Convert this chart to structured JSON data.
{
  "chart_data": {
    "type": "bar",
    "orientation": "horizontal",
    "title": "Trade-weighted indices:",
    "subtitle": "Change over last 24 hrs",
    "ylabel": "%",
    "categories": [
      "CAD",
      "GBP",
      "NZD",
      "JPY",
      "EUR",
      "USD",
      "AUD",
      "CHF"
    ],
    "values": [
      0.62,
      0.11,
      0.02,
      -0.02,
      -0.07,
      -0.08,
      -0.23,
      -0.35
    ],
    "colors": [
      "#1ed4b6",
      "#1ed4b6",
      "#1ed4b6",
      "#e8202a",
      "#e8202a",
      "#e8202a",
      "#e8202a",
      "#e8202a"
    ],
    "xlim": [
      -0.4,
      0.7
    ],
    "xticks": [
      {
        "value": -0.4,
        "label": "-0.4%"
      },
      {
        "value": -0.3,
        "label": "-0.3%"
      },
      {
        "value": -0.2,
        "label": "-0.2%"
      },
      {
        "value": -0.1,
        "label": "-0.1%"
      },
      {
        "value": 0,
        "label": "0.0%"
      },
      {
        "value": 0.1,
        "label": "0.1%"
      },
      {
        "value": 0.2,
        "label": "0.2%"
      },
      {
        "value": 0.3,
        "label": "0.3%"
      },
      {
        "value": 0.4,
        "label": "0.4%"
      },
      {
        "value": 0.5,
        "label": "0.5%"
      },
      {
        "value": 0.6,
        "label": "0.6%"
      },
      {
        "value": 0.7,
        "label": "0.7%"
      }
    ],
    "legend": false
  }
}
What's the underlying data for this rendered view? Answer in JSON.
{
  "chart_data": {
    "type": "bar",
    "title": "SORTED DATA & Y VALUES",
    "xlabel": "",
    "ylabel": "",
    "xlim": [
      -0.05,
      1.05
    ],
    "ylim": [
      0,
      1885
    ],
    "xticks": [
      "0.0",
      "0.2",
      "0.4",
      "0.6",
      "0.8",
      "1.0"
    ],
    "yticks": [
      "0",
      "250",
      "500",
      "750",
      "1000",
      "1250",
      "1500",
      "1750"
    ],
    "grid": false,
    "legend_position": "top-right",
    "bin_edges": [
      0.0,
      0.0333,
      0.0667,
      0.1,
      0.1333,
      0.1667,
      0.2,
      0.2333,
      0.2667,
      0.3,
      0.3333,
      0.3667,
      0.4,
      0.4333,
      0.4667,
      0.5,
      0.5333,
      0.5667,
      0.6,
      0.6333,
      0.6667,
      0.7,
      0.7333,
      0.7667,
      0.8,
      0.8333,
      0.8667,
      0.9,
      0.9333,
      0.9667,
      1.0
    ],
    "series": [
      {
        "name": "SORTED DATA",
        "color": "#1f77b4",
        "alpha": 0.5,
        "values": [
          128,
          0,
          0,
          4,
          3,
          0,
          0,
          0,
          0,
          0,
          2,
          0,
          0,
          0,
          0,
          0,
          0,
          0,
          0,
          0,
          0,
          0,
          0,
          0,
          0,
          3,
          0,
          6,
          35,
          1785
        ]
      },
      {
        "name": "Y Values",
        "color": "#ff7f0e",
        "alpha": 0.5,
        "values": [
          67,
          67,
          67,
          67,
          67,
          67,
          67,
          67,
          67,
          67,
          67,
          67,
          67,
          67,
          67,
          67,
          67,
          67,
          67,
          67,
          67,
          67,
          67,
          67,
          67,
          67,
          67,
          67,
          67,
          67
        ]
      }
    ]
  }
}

····················

From the records above, please extract every line and repeat it exactly.

Convert this chart to structured JSON data.
{
  "chart_data": {
    "type": "bar",
    "orientation": "horizontal",
    "title": "Trade-weighted indices:",
    "subtitle": "Change over last 24 hrs",
    "ylabel": "%",
    "categories": [
      "CAD",
      "GBP",
      "NZD",
      "JPY",
      "EUR",
      "USD",
      "AUD",
      "CHF"
    ],
    "values": [
      0.62,
      0.11,
      0.02,
      -0.02,
      -0.07,
      -0.08,
      -0.23,
      -0.35
    ],
    "colors": [
      "#1ed4b6",
      "#1ed4b6",
      "#1ed4b6",
      "#e8202a",
      "#e8202a",
      "#e8202a",
      "#e8202a",
      "#e8202a"
    ],
    "xlim": [
      -0.4,
      0.7
    ],
    "xticks": [
      {
        "value": -0.4,
        "label": "-0.4%"
      },
      {
        "value": -0.3,
        "label": "-0.3%"
      },
      {
        "value": -0.2,
        "label": "-0.2%"
      },
      {
        "value": -0.1,
        "label": "-0.1%"
      },
      {
        "value": 0,
        "label": "0.0%"
      },
      {
        "value": 0.1,
        "label": "0.1%"
      },
      {
        "value": 0.2,
        "label": "0.2%"
      },
      {
        "value": 0.3,
        "label": "0.3%"
      },
      {
        "value": 0.4,
        "label": "0.4%"
      },
      {
        "value": 0.5,
        "label": "0.5%"
      },
      {
        "value": 0.6,
        "label": "0.6%"
      },
      {
        "value": 0.7,
        "label": "0.7%"
      }
    ],
    "legend": false
  }
}
What's the underlying data for this rendered view? Answer in JSON.
{
  "chart_data": {
    "type": "bar",
    "title": "SORTED DATA & Y VALUES",
    "xlabel": "",
    "ylabel": "",
    "xlim": [
      -0.05,
      1.05
    ],
    "ylim": [
      0,
      1885
    ],
    "xticks": [
      "0.0",
      "0.2",
      "0.4",
      "0.6",
      "0.8",
      "1.0"
    ],
    "yticks": [
      "0",
      "250",
      "500",
      "750",
      "1000",
      "1250",
      "1500",
      "1750"
    ],
    "grid": false,
    "legend_position": "top-right",
    "bin_edges": [
      0.0,
      0.0333,
      0.0667,
      0.1,
      0.1333,
      0.1667,
      0.2,
      0.2333,
      0.2667,
      0.3,
      0.3333,
      0.3667,
      0.4,
      0.4333,
      0.4667,
      0.5,
      0.5333,
      0.5667,
      0.6,
      0.6333,
      0.6667,
      0.7,
      0.7333,
      0.7667,
      0.8,
      0.8333,
      0.8667,
      0.9,
      0.9333,
      0.9667,
      1.0
    ],
    "series": [
      {
        "name": "SORTED DATA",
        "color": "#1f77b4",
        "alpha": 0.5,
        "values": [
          128,
          0,
          0,
          4,
          3,
          0,
          0,
          0,
          0,
          0,
          2,
          0,
          0,
          0,
          0,
          0,
          0,
          0,
          0,
          0,
          0,
          0,
          0,
          0,
          0,
          3,
          0,
          6,
          35,
          1785
        ]
      },
      {
        "name": "Y Values",
        "color": "#ff7f0e",
        "alpha": 0.5,
        "values": [
          67,
          67,
          67,
          67,
          67,
          67,
          67,
          67,
          67,
          67,
          67,
          67,
          67,
          67,
          67,
          67,
          67,
          67,
          67,
          67,
          67,
          67,
          67,
          67,
          67,
          67,
          67,
          67,
          67,
          67
        ]
      }
    ]
  }
}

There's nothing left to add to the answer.